RECORDS FOR THIS EXERCISE
○ ○ ○

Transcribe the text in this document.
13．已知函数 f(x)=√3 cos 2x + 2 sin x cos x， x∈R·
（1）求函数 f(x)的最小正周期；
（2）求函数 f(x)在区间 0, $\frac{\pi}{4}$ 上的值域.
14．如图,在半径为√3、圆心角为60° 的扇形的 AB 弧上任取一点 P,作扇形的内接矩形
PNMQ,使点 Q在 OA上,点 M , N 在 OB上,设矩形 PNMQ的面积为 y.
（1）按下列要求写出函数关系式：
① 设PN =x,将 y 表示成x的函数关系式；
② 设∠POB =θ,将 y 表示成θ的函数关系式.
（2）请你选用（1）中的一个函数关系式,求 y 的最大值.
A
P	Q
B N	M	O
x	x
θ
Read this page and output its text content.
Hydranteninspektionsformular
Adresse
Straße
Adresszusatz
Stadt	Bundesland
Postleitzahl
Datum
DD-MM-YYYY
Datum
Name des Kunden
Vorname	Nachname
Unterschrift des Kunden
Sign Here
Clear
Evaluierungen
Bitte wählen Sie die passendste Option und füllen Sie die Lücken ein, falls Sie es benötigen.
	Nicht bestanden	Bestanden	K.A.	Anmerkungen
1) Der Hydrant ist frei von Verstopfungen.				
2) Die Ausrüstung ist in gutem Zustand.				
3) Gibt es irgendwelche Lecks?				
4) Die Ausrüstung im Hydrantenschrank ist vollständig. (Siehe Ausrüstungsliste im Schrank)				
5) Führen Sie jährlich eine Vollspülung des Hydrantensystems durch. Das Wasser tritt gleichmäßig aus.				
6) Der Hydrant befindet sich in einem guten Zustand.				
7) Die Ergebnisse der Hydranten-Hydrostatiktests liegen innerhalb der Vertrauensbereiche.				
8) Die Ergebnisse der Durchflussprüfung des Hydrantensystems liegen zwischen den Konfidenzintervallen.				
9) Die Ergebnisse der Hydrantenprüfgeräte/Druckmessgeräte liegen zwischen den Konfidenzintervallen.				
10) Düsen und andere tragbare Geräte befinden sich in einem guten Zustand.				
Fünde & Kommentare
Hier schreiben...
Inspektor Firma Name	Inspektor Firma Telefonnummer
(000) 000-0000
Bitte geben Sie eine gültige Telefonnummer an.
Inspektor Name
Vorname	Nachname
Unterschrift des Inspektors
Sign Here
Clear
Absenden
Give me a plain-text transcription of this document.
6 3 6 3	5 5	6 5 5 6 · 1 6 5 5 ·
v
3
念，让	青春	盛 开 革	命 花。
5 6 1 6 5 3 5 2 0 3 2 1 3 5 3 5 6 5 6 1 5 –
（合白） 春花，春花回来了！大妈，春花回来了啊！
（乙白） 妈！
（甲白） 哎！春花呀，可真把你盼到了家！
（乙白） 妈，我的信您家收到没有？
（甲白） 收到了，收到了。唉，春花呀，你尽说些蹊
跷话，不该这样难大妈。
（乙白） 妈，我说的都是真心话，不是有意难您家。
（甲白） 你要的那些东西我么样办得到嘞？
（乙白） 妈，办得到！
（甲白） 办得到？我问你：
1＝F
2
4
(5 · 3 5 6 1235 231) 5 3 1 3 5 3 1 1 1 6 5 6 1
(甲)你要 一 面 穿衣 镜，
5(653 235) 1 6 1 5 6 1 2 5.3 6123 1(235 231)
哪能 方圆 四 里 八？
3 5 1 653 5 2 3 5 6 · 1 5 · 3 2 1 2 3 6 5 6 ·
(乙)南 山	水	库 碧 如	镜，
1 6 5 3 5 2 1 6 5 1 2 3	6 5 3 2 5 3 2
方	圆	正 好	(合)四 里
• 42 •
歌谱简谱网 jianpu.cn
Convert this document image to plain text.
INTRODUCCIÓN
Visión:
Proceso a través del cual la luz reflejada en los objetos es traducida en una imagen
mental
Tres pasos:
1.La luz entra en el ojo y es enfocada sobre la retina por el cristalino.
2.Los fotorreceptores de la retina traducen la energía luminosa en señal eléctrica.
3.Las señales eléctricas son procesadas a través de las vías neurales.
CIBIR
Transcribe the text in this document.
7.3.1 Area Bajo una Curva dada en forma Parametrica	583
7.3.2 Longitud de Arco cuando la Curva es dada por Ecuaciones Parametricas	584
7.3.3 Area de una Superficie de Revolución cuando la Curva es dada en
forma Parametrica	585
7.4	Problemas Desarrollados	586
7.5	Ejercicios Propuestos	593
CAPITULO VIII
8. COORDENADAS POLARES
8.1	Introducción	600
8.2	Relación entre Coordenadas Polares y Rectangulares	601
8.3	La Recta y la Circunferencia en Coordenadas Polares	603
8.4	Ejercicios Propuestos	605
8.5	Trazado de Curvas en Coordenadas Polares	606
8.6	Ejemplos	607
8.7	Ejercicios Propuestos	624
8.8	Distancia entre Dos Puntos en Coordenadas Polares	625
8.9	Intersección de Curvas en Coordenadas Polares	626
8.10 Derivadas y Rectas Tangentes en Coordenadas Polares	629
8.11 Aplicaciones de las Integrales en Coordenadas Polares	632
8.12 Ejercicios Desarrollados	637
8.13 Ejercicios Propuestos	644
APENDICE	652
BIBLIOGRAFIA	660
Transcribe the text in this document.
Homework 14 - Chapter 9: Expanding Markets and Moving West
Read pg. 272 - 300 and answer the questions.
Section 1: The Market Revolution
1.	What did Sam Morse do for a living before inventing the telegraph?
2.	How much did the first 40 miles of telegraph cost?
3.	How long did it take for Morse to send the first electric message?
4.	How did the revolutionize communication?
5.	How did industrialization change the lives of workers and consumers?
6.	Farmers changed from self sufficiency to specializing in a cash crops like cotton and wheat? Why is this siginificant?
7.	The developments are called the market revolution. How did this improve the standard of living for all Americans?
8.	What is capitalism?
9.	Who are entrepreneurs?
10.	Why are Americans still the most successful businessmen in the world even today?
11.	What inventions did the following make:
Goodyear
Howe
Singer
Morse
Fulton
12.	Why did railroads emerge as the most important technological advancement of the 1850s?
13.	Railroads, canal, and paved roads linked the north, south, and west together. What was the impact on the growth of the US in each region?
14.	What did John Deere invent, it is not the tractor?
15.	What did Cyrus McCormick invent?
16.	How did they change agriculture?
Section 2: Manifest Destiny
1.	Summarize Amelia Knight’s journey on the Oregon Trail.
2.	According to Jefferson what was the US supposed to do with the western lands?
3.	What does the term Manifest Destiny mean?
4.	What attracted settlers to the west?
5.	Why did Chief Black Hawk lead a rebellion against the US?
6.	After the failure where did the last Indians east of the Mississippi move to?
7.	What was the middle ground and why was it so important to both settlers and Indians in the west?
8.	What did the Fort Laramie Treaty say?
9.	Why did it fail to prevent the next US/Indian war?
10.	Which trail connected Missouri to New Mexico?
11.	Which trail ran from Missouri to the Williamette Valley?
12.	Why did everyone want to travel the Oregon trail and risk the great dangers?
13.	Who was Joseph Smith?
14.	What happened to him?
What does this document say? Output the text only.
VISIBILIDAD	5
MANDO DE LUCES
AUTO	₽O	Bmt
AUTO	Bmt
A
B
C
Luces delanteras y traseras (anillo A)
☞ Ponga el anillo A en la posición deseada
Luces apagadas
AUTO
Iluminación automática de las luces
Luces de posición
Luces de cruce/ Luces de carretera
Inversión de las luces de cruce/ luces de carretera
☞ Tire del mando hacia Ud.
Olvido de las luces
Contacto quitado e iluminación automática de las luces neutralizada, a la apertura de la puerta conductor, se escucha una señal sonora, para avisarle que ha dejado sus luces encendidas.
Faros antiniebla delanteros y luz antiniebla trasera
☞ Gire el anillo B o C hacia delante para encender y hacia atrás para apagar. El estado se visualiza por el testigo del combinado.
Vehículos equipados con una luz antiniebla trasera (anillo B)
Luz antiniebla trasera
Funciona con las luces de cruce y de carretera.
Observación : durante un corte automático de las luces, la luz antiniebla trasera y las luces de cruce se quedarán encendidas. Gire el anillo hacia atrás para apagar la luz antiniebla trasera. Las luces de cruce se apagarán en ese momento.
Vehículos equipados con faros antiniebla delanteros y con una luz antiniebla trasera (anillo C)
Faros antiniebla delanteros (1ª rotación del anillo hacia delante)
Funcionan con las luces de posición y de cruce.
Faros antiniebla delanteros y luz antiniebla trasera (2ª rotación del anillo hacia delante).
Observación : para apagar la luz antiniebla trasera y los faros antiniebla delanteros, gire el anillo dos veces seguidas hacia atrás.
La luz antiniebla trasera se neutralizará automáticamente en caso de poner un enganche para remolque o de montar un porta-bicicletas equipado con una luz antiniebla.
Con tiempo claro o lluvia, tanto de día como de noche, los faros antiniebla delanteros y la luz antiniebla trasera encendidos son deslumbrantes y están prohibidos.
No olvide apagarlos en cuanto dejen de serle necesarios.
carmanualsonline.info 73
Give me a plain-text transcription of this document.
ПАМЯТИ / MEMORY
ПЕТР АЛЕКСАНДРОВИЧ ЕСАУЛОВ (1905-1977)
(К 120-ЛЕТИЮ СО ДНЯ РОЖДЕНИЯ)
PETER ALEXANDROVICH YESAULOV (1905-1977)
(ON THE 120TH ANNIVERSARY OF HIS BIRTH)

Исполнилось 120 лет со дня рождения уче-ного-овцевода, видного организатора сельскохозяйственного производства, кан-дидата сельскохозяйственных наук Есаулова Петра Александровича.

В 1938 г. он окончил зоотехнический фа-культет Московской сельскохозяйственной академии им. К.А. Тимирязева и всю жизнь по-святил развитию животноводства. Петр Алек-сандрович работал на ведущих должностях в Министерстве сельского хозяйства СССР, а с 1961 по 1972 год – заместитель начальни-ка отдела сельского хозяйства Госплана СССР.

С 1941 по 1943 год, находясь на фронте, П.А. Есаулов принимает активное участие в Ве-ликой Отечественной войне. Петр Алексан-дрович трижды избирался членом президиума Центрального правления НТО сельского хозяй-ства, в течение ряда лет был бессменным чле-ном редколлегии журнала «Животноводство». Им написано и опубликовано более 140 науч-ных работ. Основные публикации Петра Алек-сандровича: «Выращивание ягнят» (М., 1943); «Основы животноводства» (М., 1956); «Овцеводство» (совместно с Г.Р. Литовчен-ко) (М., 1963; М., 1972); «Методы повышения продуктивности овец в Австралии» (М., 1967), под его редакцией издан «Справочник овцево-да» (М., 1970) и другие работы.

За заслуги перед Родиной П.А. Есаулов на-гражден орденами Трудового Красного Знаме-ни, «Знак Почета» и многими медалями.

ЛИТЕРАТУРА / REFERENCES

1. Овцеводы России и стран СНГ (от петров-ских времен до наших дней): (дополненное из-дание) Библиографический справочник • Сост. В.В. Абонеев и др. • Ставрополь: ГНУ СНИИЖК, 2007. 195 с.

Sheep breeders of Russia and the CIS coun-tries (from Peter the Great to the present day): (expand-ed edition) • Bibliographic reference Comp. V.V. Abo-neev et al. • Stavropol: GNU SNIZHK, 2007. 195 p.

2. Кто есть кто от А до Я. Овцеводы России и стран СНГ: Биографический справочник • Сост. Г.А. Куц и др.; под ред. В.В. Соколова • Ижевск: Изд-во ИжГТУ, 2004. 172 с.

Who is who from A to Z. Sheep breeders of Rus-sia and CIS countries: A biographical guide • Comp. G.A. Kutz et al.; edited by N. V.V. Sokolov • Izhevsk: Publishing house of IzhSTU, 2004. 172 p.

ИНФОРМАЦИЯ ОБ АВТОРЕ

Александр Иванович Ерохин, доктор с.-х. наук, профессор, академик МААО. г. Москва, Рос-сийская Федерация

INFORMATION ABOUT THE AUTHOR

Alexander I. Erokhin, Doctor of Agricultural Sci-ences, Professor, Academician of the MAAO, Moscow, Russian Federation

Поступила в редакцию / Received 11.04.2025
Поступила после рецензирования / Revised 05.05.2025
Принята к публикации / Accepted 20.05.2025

○ ○ ○

EXERCISE BRIEF
Scan the material line by line and report each one that contains "telegraph".

ANSWER TO THIS TASK
1.	What did Sam Morse do for a living before inventing the telegraph?
2.	How much did the first 40 miles of telegraph cost?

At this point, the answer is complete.